Records for the task:
>> begin

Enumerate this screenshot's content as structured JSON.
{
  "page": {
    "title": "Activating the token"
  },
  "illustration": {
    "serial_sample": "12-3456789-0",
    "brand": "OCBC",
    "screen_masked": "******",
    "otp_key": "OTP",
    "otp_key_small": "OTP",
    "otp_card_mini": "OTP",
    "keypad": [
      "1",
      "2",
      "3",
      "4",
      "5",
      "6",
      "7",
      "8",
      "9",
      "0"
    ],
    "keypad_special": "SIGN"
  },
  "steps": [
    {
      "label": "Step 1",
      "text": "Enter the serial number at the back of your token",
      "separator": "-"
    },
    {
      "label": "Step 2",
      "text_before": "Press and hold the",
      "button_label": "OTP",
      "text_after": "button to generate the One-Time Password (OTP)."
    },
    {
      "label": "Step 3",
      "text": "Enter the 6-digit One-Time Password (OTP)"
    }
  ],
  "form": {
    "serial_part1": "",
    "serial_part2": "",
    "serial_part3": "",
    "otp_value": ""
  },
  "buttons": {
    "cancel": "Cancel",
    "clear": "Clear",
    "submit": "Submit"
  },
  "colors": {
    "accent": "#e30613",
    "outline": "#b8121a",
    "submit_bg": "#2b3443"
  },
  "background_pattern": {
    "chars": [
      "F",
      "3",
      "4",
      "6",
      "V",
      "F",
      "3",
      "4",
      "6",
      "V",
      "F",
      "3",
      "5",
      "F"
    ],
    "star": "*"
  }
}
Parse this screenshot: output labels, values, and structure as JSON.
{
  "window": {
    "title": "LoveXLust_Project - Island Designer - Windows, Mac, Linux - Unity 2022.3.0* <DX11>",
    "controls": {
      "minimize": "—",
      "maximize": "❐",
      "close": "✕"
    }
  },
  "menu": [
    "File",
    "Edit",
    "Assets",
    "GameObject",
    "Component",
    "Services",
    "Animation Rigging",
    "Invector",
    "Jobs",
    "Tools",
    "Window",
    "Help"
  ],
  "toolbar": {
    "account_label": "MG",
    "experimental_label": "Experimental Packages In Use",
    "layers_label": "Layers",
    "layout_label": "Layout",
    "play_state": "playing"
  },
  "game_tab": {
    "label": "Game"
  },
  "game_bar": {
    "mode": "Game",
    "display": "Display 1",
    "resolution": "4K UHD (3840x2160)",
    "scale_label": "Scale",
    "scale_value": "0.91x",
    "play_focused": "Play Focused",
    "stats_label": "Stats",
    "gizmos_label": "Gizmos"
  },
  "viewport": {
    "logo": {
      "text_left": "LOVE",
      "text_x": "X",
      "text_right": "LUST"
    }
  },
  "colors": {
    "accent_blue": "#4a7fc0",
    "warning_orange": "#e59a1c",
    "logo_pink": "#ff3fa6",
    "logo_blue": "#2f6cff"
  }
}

>> end

Using the records above, copy each line that contains "Time".

      "text_after": "button to generate the One-Time Password (OTP)."
      "text": "Enter the 6-digit One-Time Password (OTP)"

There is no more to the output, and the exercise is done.